▶ [Exercise details]:
Every line of the entries below that carries the string "caption" should be copied.

======== Records

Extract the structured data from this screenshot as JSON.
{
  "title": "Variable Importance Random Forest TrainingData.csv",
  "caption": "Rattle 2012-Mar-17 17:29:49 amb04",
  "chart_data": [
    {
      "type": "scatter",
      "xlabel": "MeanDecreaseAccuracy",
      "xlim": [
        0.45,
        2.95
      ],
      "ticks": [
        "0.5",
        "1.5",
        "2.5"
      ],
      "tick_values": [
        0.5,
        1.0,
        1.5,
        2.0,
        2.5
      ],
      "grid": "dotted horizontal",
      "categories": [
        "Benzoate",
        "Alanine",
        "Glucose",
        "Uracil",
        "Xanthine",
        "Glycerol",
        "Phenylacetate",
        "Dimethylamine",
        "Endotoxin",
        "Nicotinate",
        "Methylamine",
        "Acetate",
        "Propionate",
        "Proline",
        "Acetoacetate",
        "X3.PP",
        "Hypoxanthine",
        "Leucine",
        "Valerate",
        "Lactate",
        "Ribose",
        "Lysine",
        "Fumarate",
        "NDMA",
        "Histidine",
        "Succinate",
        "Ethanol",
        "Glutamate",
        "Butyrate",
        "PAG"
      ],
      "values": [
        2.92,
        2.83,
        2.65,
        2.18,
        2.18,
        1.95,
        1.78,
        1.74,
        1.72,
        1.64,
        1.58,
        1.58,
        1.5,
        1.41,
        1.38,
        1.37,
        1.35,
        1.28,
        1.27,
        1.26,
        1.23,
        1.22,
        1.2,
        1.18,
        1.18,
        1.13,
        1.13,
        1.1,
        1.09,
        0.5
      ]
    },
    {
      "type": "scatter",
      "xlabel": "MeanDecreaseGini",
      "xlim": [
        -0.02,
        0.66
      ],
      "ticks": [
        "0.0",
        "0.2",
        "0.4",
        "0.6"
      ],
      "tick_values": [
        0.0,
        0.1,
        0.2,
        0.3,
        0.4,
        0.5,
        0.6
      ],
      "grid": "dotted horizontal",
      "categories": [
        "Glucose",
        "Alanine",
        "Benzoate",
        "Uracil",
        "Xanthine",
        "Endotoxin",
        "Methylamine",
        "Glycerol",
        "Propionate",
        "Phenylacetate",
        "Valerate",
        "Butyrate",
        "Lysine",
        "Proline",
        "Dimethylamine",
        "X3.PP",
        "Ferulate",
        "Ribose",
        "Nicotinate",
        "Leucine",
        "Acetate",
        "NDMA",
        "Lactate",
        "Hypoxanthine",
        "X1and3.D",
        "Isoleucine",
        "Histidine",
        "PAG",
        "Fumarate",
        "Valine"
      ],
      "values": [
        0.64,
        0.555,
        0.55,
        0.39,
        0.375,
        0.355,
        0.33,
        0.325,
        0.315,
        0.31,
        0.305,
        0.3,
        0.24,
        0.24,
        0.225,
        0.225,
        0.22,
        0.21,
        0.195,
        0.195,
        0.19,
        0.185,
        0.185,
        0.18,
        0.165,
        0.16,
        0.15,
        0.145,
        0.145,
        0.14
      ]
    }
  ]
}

================
======== Records

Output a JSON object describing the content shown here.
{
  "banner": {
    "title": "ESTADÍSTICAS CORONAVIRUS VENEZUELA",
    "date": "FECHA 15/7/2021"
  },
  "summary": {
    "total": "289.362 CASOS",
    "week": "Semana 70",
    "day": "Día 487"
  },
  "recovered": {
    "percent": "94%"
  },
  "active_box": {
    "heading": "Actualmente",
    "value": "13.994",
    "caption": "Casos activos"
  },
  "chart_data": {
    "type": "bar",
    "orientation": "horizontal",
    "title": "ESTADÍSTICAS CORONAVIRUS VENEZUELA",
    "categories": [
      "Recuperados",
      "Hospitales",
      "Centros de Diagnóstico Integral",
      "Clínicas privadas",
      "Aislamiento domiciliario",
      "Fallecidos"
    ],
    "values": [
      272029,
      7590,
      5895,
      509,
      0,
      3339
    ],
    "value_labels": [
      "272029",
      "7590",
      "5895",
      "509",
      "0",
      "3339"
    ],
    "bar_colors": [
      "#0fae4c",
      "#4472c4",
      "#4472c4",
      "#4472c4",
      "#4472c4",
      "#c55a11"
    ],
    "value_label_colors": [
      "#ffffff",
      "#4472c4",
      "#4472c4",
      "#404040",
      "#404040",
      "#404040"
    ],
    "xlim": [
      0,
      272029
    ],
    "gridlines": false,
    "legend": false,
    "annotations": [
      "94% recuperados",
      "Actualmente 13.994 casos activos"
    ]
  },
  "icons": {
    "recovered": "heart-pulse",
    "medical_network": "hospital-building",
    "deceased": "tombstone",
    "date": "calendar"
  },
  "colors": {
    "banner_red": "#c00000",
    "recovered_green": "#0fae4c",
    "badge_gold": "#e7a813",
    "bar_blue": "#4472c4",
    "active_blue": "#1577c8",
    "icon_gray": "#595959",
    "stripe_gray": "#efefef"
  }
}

================

▶ [Task output]:
  "caption": "Rattle 2012-Mar-17 17:29:49 amb04",
    "caption": "Casos activos"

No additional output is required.